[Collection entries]
------------------------------------

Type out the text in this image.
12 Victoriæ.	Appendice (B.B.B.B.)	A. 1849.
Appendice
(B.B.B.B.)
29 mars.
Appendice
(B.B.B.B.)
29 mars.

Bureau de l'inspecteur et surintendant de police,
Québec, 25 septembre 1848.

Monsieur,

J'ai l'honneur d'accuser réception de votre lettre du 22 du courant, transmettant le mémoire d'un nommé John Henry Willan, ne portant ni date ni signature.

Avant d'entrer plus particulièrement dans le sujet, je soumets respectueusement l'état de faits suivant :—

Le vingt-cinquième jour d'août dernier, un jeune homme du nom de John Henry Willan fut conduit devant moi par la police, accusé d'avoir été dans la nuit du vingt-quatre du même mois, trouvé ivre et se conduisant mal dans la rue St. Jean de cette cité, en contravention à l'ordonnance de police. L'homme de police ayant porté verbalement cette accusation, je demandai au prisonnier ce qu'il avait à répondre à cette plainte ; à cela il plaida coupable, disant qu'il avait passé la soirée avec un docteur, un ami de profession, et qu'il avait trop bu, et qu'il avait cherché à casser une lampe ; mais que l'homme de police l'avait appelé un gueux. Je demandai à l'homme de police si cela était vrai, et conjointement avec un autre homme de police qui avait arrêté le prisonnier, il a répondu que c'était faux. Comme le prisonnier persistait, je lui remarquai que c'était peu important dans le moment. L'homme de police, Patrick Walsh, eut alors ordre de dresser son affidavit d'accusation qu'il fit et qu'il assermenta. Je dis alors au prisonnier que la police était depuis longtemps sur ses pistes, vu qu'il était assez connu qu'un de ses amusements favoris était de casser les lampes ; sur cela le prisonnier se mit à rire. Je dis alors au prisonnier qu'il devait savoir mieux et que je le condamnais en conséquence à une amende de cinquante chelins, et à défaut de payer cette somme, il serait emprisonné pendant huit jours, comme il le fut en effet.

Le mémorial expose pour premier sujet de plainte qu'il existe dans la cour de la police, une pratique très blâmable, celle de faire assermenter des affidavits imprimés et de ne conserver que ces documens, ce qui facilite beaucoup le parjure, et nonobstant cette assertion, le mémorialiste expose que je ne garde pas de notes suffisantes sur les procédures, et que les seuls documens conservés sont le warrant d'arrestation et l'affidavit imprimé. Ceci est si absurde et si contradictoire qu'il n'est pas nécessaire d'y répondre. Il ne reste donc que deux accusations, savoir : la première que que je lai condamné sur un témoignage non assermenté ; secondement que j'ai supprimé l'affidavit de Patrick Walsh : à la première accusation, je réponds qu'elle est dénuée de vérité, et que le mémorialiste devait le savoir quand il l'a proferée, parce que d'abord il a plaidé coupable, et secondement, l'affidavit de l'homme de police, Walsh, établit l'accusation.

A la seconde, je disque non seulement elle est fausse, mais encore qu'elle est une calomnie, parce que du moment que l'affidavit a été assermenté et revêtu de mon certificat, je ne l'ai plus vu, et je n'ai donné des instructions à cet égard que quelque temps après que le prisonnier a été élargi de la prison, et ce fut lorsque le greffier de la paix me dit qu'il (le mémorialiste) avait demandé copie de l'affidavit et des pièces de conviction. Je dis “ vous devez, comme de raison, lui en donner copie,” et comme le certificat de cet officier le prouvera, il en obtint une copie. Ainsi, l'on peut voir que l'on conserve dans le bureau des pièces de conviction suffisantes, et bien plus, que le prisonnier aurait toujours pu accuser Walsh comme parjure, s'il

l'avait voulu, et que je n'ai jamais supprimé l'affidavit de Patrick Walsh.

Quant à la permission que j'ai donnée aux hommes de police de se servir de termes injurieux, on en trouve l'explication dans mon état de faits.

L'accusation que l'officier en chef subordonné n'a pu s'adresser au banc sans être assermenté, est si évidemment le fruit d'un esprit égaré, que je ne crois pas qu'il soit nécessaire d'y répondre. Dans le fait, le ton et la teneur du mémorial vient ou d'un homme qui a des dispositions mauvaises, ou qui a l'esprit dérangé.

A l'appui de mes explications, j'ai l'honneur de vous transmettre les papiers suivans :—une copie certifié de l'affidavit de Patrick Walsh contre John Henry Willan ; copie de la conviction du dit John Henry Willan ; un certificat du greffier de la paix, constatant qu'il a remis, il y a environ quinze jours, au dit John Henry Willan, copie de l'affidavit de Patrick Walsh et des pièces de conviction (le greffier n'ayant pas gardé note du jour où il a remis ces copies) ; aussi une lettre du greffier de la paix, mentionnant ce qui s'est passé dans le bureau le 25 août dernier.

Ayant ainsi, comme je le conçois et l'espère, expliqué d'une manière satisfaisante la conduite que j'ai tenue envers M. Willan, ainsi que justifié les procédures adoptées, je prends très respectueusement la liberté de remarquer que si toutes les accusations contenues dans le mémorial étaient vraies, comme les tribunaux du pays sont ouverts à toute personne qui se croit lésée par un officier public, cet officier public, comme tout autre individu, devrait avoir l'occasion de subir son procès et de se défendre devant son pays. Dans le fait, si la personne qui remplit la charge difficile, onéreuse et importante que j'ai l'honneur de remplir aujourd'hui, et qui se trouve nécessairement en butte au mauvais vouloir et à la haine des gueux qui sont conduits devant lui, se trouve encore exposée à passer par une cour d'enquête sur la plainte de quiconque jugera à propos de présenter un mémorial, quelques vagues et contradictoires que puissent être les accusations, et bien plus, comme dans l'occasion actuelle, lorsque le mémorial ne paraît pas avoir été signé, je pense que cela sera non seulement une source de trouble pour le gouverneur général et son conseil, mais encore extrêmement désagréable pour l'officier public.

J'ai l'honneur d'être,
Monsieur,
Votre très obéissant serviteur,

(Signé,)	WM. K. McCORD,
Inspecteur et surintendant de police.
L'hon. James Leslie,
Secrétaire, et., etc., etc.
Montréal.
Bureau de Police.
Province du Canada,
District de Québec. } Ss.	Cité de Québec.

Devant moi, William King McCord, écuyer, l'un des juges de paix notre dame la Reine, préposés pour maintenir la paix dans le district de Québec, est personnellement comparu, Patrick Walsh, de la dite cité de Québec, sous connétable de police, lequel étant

------------------------------------

Write out every line from the records above, word for word.

**EXERCISE OUTPUT**
Type out the text in this image.
12 Victoriæ.	Appendice (B.B.B.B.)	A. 1849.
Appendice
(B.B.B.B.)
29 mars.
Appendice
(B.B.B.B.)
29 mars.

Bureau de l'inspecteur et surintendant de police,
Québec, 25 septembre 1848.

Monsieur,

J'ai l'honneur d'accuser réception de votre lettre du 22 du courant, transmettant le mémoire d'un nommé John Henry Willan, ne portant ni date ni signature.

Avant d'entrer plus particulièrement dans le sujet, je soumets respectueusement l'état de faits suivant :—

Le vingt-cinquième jour d'août dernier, un jeune homme du nom de John Henry Willan fut conduit devant moi par la police, accusé d'avoir été dans la nuit du vingt-quatre du même mois, trouvé ivre et se conduisant mal dans la rue St. Jean de cette cité, en contravention à l'ordonnance de police. L'homme de police ayant porté verbalement cette accusation, je demandai au prisonnier ce qu'il avait à répondre à cette plainte ; à cela il plaida coupable, disant qu'il avait passé la soirée avec un docteur, un ami de profession, et qu'il avait trop bu, et qu'il avait cherché à casser une lampe ; mais que l'homme de police l'avait appelé un gueux. Je demandai à l'homme de police si cela était vrai, et conjointement avec un autre homme de police qui avait arrêté le prisonnier, il a répondu que c'était faux. Comme le prisonnier persistait, je lui remarquai que c'était peu important dans le moment. L'homme de police, Patrick Walsh, eut alors ordre de dresser son affidavit d'accusation qu'il fit et qu'il assermenta. Je dis alors au prisonnier que la police était depuis longtemps sur ses pistes, vu qu'il était assez connu qu'un de ses amusements favoris était de casser les lampes ; sur cela le prisonnier se mit à rire. Je dis alors au prisonnier qu'il devait savoir mieux et que je le condamnais en conséquence à une amende de cinquante chelins, et à défaut de payer cette somme, il serait emprisonné pendant huit jours, comme il le fut en effet.

Le mémorial expose pour premier sujet de plainte qu'il existe dans la cour de la police, une pratique très blâmable, celle de faire assermenter des affidavits imprimés et de ne conserver que ces documens, ce qui facilite beaucoup le parjure, et nonobstant cette assertion, le mémorialiste expose que je ne garde pas de notes suffisantes sur les procédures, et que les seuls documens conservés sont le warrant d'arrestation et l'affidavit imprimé. Ceci est si absurde et si contradictoire qu'il n'est pas nécessaire d'y répondre. Il ne reste donc que deux accusations, savoir : la première que que je lai condamné sur un témoignage non assermenté ; secondement que j'ai supprimé l'affidavit de Patrick Walsh : à la première accusation, je réponds qu'elle est dénuée de vérité, et que le mémorialiste devait le savoir quand il l'a proferée, parce que d'abord il a plaidé coupable, et secondement, l'affidavit de l'homme de police, Walsh, établit l'accusation.

A la seconde, je disque non seulement elle est fausse, mais encore qu'elle est une calomnie, parce que du moment que l'affidavit a été assermenté et revêtu de mon certificat, je ne l'ai plus vu, et je n'ai donné des instructions à cet égard que quelque temps après que le prisonnier a été élargi de la prison, et ce fut lorsque le greffier de la paix me dit qu'il (le mémorialiste) avait demandé copie de l'affidavit et des pièces de conviction. Je dis “ vous devez, comme de raison, lui en donner copie,” et comme le certificat de cet officier le prouvera, il en obtint une copie. Ainsi, l'on peut voir que l'on conserve dans le bureau des pièces de conviction suffisantes, et bien plus, que le prisonnier aurait toujours pu accuser Walsh comme parjure, s'il

l'avait voulu, et que je n'ai jamais supprimé l'affidavit de Patrick Walsh.

Quant à la permission que j'ai donnée aux hommes de police de se servir de termes injurieux, on en trouve l'explication dans mon état de faits.

L'accusation que l'officier en chef subordonné n'a pu s'adresser au banc sans être assermenté, est si évidemment le fruit d'un esprit égaré, que je ne crois pas qu'il soit nécessaire d'y répondre. Dans le fait, le ton et la teneur du mémorial vient ou d'un homme qui a des dispositions mauvaises, ou qui a l'esprit dérangé.

A l'appui de mes explications, j'ai l'honneur de vous transmettre les papiers suivans :—une copie certifié de l'affidavit de Patrick Walsh contre John Henry Willan ; copie de la conviction du dit John Henry Willan ; un certificat du greffier de la paix, constatant qu'il a remis, il y a environ quinze jours, au dit John Henry Willan, copie de l'affidavit de Patrick Walsh et des pièces de conviction (le greffier n'ayant pas gardé note du jour où il a remis ces copies) ; aussi une lettre du greffier de la paix, mentionnant ce qui s'est passé dans le bureau le 25 août dernier.

Ayant ainsi, comme je le conçois et l'espère, expliqué d'une manière satisfaisante la conduite que j'ai tenue envers M. Willan, ainsi que justifié les procédures adoptées, je prends très respectueusement la liberté de remarquer que si toutes les accusations contenues dans le mémorial étaient vraies, comme les tribunaux du pays sont ouverts à toute personne qui se croit lésée par un officier public, cet officier public, comme tout autre individu, devrait avoir l'occasion de subir son procès et de se défendre devant son pays. Dans le fait, si la personne qui remplit la charge difficile, onéreuse et importante que j'ai l'honneur de remplir aujourd'hui, et qui se trouve nécessairement en butte au mauvais vouloir et à la haine des gueux qui sont conduits devant lui, se trouve encore exposée à passer par une cour d'enquête sur la plainte de quiconque jugera à propos de présenter un mémorial, quelques vagues et contradictoires que puissent être les accusations, et bien plus, comme dans l'occasion actuelle, lorsque le mémorial ne paraît pas avoir été signé, je pense que cela sera non seulement une source de trouble pour le gouverneur général et son conseil, mais encore extrêmement désagréable pour l'officier public.

J'ai l'honneur d'être,
Monsieur,
Votre très obéissant serviteur,

(Signé,)	WM. K. McCORD,
Inspecteur et surintendant de police.
L'hon. James Leslie,
Secrétaire, et., etc., etc.
Montréal.
Bureau de Police.
Province du Canada,
District de Québec. } Ss.	Cité de Québec.

Devant moi, William King McCord, écuyer, l'un des juges de paix notre dame la Reine, préposés pour maintenir la paix dans le district de Québec, est personnellement comparu, Patrick Walsh, de la dite cité de Québec, sous connétable de police, lequel étant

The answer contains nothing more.